*** Document text
Paula Máximo, co-founder at Yamo. Photo: Yamo/Courtesy.

In fact, while the global population has more than doubled in the last 50 years, the amount of meat produced has more than quadrupled, to 335 million tons, according to 2018 data from the Food and Agriculture Organization of the United Nations, FAO. The organization predicts that demand for meat will reach 455 million tons by 2050.

READ ALSO: Bezos-backed NotCo receives funding from Shake Shack founder Danny Meyer’s fund

This gigantic breeding of animals for consumption involves resources such as water, land, and the emission of gases that intensify the greenhouse effect. Seeking to solve these problems, companies such as Beyond Meats, Impossible Foods, and Fazenda Futuro have stood out in the plant-based meat market. Chilean company NotCo works with dairy products, producing milk, ice cream, and mayonnaise, among other products, based on plants, through Giuseppe, an algorithm capable of replicating the molecular pattern of animal-based foods and recreating them on a vegetable basis.

Inspired by NotCo, Fábio and Paula founded Yamo last year. The name comes from English (Yam) – and, coincidentally, is the same as that of a German food tech firm specialized in food for children. 

The two entrepreneurs decided to start the plant-based production with ice cream because a committee of nutritionists consulted by the food tech startup elected the combination of milk, fat and sugar in ice cream as the great “villain” of healthiness. 

READ ALSO: iFood pledges to be carbon neutral and plastic-free on delivery by 2025

Fábio and Paula then sought an ice cream specialist. Cairo Carvalho, the owner of an ice cream chain called BonaFruta became a partner. The yam ice cream was tested by a group of 250 families before reaching the retail market. 

Yamo’s sales began in May of this year, in some locations in Belo Horizonte and São Paulo, and also through delivery applications such as iFood and Rappi.

Currently, Yamo produces yam-based ice cream in chocolate, paçoca (Brazilian candy originally made out of ground peanuts, cassava flour, sugar and salt), berries, açaí with banana, passion fruit, coconut and avocado flavors. All the ingredients come from Yamo’s own farm in Uberlândia, a city of 800,000 inhabitants in the country side of Minas Gerais.

READ ALSO: Brazil’s Liv Up announces BRL 180 million Series D funding

To start operations, Yamo received a Series A investment of BRL 4.5 million from angel investors and family offices, led by Ricardo Rocha, CEO of Softbox |LuizaLabs, Magazine Luiza’s technology and innovation lab. 

Yamo wants to patent an algorithm capable of creating yam-based foods

“I always had a marketing inclination. Ricardo brought the technology one and started to provoke us to create an artificial intelligence, which is still under development”, says Fábio. According to him, two food engineers are working on the algorithm, which should be baptized Yana. “Our great differential is that we want to transform yam into a patented raw material”, he says.
******
— Exercise set —
A – According to the Yamo article, why did the two founders start their plant-based production with ice cream? Answer in one to three sentences.
B – Reproduce the Yamo article word for word between "Inspired by NotCo, Fábio" and "the retail market.", inclusive.
The listing is separate material, unrelated to the Yamo article.
*** Records supplied
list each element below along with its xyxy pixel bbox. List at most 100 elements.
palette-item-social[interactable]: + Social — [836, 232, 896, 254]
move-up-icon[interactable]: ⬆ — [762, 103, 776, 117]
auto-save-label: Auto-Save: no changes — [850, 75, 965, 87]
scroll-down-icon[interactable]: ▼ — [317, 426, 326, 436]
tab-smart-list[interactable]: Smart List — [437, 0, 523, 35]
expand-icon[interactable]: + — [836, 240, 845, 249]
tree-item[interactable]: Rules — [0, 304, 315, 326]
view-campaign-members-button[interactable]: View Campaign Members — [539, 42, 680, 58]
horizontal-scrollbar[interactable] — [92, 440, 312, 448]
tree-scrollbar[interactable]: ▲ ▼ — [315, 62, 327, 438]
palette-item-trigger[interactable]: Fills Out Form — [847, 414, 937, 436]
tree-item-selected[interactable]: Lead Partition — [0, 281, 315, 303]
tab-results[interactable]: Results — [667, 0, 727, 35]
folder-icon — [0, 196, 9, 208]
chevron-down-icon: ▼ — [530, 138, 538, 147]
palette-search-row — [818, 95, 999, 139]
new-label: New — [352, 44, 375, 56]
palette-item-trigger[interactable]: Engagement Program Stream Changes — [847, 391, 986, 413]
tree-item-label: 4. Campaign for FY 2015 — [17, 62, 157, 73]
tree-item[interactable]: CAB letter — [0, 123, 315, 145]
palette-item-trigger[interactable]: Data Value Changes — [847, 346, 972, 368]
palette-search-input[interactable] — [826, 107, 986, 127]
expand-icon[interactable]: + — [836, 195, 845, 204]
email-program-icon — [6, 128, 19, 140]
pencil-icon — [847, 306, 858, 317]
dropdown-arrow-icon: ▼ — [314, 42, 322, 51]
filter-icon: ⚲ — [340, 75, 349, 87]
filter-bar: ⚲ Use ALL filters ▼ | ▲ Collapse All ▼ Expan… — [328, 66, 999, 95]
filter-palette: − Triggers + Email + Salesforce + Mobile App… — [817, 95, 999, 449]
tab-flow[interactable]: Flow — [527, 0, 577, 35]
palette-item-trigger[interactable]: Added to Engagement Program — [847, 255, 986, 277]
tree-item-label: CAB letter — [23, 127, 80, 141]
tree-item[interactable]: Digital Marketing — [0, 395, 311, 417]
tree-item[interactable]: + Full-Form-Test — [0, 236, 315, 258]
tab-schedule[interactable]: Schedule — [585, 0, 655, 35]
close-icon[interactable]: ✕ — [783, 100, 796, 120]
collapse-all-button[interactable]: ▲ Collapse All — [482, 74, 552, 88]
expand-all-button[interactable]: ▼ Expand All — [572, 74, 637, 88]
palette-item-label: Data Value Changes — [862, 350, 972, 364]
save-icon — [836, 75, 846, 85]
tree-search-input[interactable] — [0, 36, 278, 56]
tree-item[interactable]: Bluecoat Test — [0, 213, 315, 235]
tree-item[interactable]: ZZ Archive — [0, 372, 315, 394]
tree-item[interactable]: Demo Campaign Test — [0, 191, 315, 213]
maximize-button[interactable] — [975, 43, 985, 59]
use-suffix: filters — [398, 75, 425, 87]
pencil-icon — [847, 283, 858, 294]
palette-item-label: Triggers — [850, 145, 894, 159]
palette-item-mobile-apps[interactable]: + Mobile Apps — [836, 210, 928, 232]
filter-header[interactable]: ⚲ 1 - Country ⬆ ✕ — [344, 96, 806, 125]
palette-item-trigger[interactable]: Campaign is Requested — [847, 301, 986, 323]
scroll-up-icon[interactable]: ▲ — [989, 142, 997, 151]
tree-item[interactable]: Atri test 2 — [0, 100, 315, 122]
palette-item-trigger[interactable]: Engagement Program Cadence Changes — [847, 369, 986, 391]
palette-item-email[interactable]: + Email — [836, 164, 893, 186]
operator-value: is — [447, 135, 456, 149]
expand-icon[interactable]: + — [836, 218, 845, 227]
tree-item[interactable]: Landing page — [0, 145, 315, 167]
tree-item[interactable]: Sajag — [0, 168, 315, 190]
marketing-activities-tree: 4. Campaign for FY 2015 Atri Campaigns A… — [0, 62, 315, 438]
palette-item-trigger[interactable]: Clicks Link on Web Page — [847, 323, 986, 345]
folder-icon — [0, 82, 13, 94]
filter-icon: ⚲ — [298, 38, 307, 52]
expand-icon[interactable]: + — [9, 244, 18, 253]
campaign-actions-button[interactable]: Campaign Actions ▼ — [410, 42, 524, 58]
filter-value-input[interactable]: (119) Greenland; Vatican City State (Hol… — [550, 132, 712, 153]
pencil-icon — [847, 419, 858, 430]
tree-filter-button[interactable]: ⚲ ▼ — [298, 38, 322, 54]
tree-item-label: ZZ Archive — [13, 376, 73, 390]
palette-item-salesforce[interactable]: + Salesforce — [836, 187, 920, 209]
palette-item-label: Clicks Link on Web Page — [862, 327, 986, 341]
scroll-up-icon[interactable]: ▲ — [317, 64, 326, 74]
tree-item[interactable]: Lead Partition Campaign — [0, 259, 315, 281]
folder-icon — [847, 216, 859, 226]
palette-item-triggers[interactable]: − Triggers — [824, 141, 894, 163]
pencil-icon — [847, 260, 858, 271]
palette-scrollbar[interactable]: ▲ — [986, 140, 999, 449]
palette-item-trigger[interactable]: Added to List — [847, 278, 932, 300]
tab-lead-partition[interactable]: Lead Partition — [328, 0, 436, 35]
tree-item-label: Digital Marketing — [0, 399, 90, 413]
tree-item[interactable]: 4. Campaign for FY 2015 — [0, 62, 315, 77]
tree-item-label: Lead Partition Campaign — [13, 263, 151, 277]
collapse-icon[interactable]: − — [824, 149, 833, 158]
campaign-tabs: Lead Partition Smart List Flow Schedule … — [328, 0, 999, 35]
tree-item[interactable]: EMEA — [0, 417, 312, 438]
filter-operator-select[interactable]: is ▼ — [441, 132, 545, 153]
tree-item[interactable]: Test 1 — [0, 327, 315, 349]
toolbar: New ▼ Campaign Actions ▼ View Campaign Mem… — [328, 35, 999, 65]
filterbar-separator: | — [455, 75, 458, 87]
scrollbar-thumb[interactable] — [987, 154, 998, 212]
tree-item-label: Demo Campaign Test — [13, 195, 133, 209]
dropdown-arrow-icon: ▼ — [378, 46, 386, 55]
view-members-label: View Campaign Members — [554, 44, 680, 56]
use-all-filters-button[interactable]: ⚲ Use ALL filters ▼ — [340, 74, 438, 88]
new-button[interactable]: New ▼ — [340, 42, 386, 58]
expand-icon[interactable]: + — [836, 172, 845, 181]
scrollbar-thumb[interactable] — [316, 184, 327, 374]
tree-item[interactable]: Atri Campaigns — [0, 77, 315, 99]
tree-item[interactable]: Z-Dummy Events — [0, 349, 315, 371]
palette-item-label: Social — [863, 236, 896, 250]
******
— Responses —
A – They started with ice cream because a committee of nutritionists consulted by the startup chose the combination of milk, fat and sugar in ice cream as the great "villain" of healthiness.

B –
Inspired by NotCo, Fábio and Paula founded Yamo last year. The name comes from English (Yam) – and, coincidentally, is the same as that of a German food tech firm specialized in food for children. 

The two entrepreneurs decided to start the plant-based production with ice cream because a committee of nutritionists consulted by the food tech startup elected the combination of milk, fat and sugar in ice cream as the great “villain” of healthiness. 

READ ALSO: iFood pledges to be carbon neutral and plastic-free on delivery by 2025

Fábio and Paula then sought an ice cream specialist. Cairo Carvalho, the owner of an ice cream chain called BonaFruta became a partner. The yam ice cream was tested by a group of 250 families before reaching the retail market.